Note each line where "pour" appears, and copy it.

_Recorded data_
********

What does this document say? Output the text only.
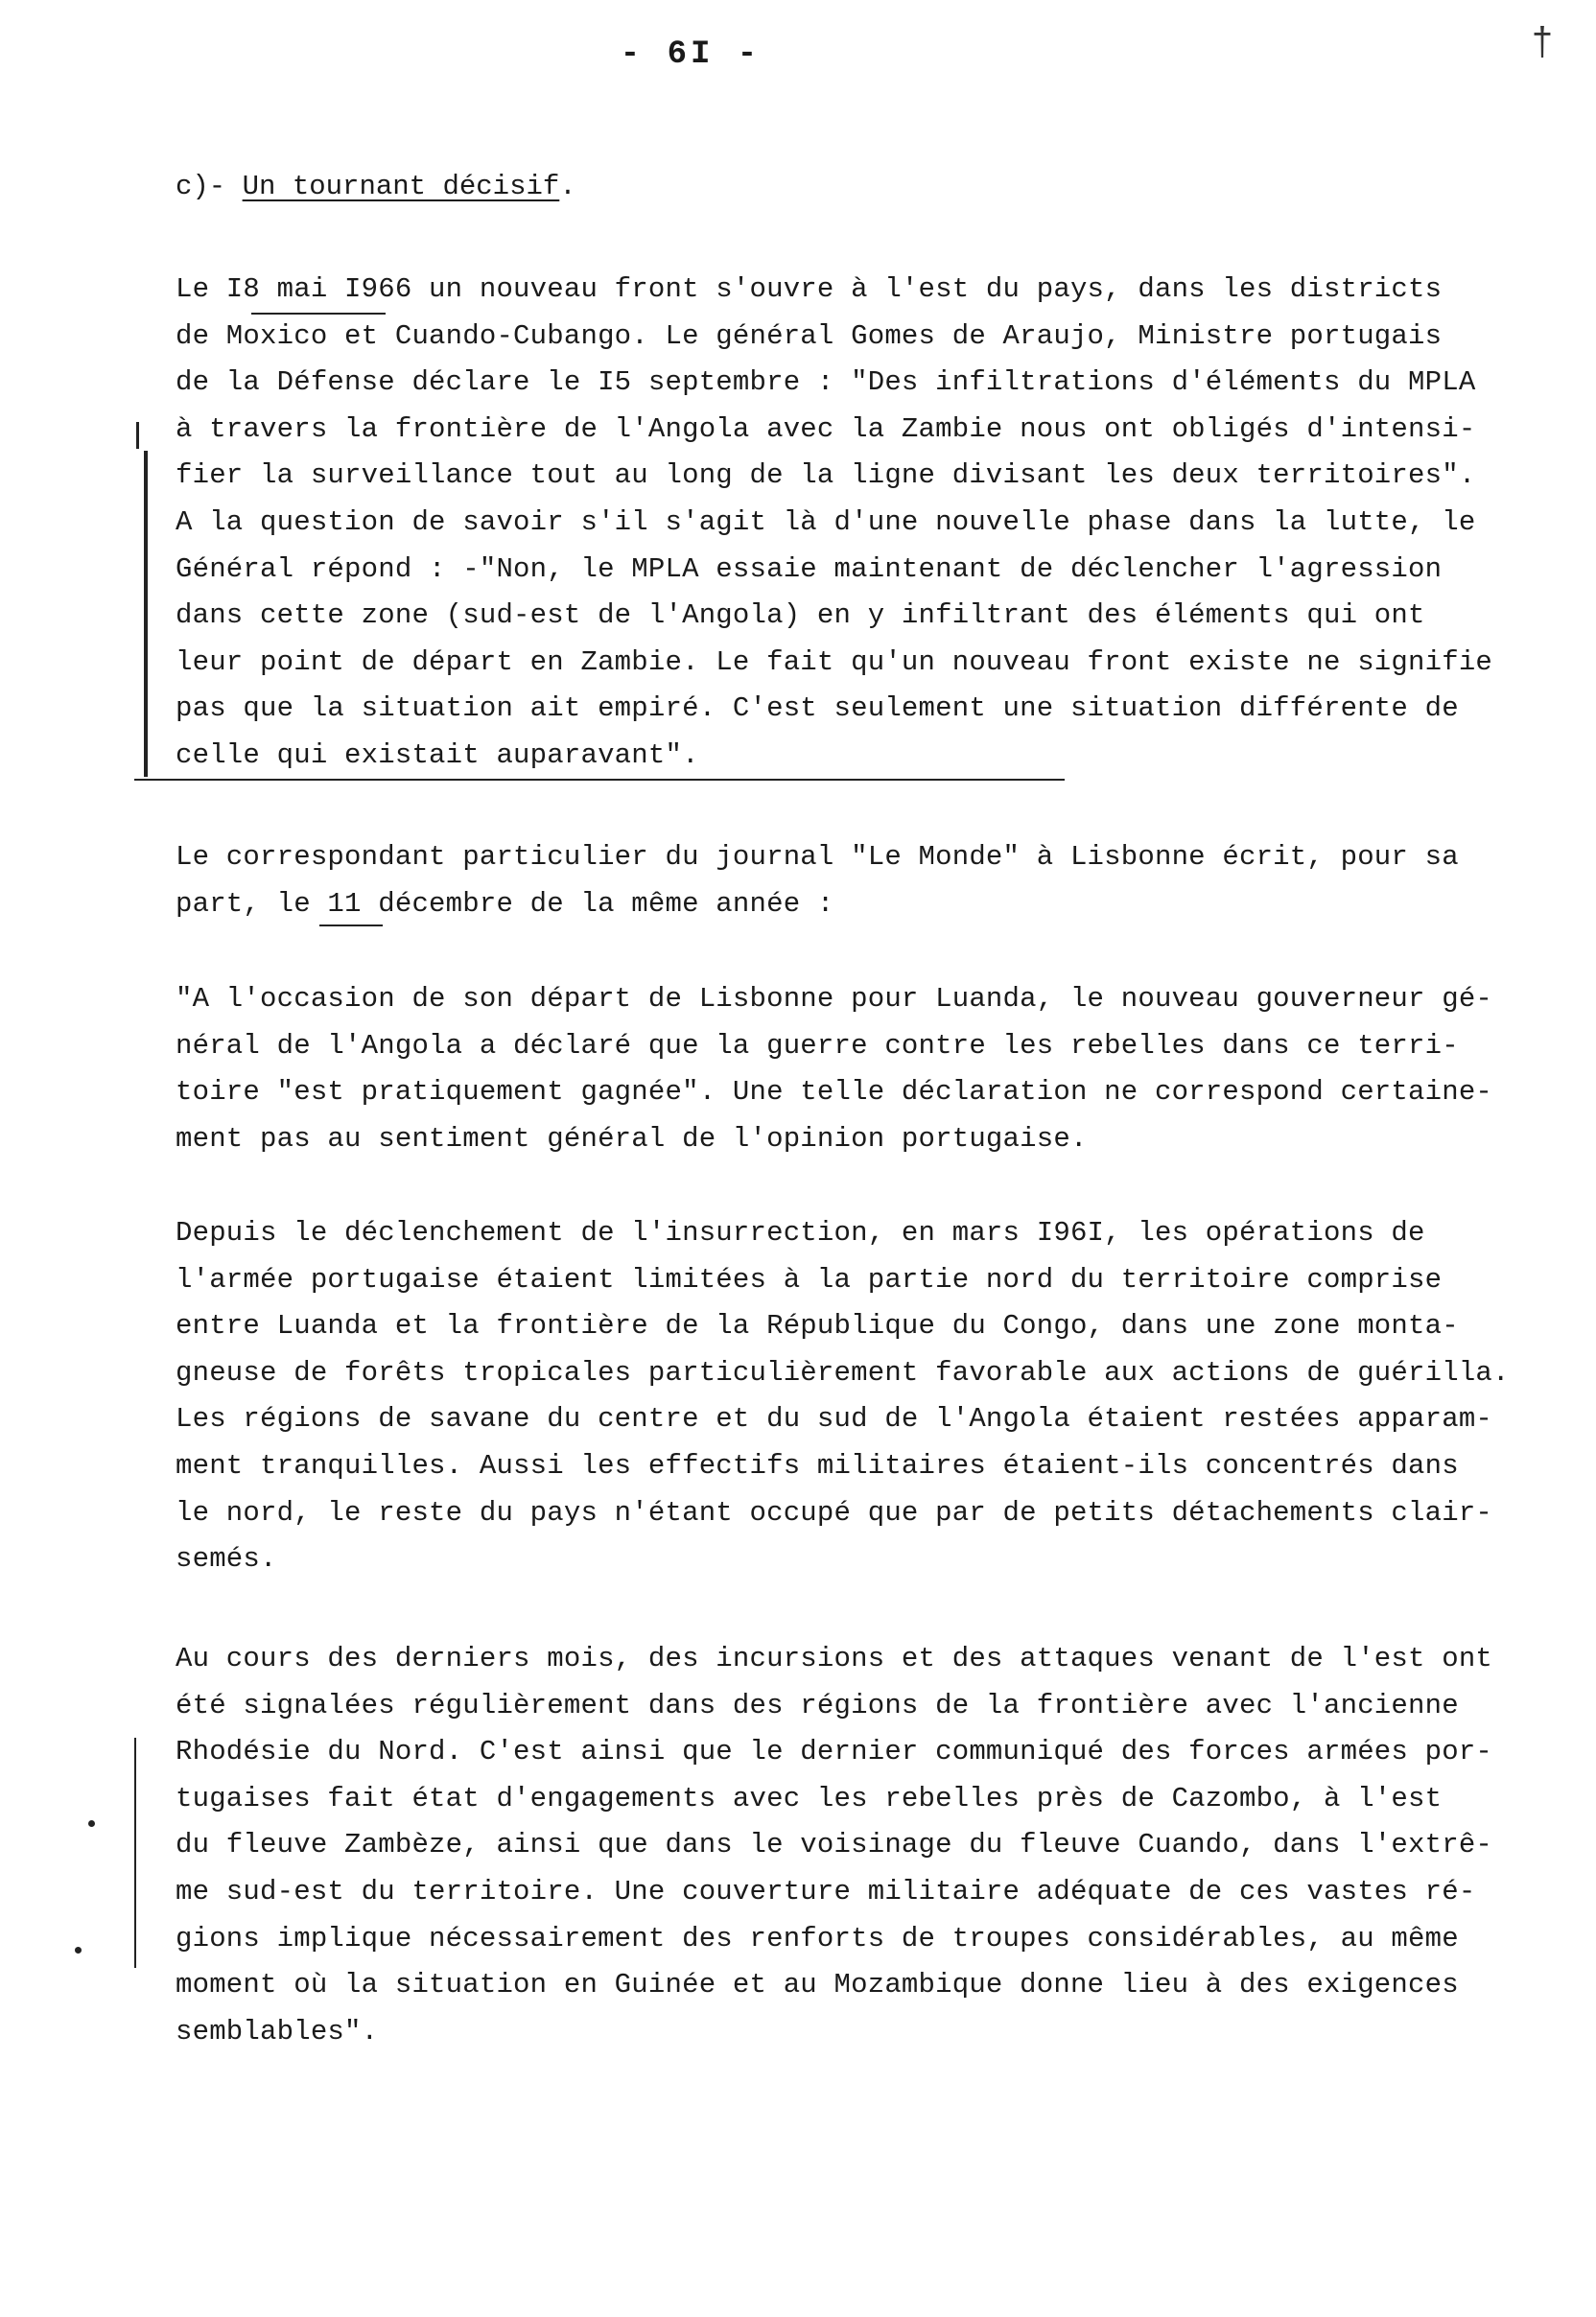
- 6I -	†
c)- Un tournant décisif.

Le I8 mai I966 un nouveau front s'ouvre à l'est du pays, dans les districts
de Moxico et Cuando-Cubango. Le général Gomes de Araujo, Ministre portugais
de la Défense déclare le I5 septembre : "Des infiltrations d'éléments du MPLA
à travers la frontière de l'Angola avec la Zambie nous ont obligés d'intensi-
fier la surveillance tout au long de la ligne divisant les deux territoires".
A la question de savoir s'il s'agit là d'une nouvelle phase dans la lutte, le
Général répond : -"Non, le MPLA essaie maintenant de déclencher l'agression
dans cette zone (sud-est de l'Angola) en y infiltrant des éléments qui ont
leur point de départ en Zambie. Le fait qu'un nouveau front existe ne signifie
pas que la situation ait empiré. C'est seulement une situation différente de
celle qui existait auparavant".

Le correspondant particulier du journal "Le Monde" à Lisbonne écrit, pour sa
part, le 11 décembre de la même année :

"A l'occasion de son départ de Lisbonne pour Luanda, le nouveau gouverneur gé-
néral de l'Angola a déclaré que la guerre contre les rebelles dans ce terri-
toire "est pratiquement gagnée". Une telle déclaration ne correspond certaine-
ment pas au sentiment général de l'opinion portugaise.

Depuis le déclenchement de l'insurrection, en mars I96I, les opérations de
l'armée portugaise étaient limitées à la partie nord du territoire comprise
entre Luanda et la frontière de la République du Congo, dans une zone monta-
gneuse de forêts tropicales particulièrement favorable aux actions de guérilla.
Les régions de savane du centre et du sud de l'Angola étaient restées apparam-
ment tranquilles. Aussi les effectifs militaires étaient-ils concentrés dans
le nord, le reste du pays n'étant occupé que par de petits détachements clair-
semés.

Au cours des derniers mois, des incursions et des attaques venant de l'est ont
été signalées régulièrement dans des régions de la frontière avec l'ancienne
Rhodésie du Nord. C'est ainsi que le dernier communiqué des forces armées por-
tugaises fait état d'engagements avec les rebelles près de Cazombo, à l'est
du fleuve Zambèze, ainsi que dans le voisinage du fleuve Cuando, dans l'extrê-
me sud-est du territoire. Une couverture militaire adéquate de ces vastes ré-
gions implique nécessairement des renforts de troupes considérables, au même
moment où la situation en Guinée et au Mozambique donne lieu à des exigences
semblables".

********

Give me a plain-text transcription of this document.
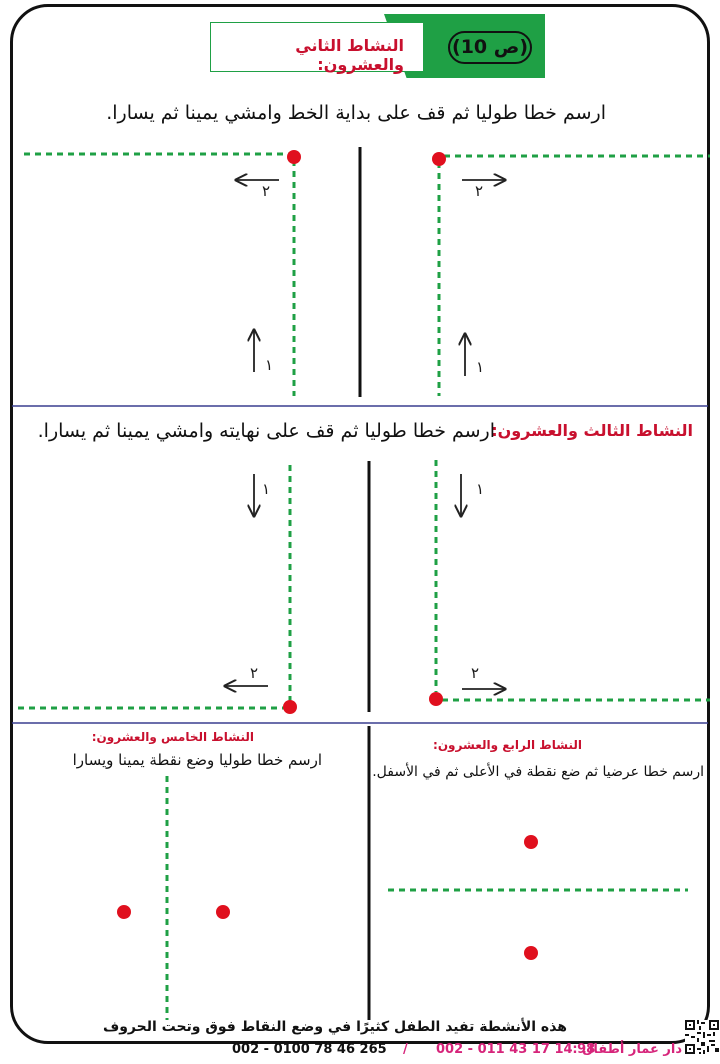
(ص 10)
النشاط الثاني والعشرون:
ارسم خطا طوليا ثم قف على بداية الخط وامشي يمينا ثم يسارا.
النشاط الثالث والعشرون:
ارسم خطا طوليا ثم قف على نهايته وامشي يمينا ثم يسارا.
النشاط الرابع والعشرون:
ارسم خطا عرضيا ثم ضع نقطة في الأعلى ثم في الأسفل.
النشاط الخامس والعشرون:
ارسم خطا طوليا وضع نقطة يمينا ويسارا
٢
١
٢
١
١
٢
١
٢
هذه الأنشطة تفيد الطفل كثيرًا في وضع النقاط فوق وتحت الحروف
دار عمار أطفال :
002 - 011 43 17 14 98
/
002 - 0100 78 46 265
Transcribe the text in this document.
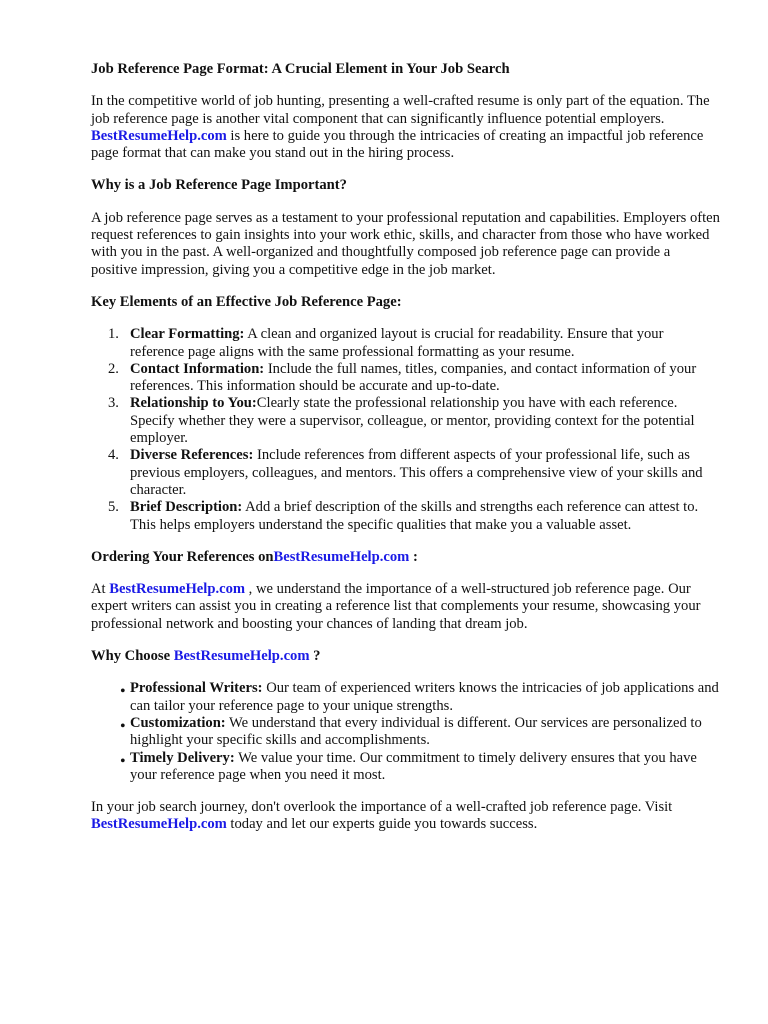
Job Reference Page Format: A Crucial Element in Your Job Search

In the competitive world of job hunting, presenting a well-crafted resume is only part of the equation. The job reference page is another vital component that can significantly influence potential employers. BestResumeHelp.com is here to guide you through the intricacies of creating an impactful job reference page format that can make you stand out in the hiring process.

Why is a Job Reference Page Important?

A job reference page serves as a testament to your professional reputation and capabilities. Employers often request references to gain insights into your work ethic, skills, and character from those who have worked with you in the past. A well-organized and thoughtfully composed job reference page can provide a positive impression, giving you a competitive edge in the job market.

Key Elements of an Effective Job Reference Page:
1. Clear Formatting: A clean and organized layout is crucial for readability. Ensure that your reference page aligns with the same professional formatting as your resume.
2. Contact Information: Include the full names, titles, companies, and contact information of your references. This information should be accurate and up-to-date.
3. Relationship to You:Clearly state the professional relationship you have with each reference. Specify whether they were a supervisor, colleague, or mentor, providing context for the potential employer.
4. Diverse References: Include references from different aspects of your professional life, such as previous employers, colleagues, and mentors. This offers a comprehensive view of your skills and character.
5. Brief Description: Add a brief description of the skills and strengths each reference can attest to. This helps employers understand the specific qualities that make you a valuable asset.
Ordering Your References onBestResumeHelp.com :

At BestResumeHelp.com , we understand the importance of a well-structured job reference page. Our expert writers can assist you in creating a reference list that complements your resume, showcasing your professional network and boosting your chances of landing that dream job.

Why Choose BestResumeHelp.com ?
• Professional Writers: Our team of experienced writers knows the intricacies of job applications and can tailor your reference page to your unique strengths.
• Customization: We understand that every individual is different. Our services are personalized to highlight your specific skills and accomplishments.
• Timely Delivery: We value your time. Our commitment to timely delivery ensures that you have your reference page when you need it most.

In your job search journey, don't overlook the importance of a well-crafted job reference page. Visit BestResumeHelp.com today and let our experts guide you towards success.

********

_Exercise result_
Le correspondant particulier du journal "Le Monde" à Lisbonne écrit, pour sa
"A l'occasion de son départ de Lisbonne pour Luanda, le nouveau gouverneur gé-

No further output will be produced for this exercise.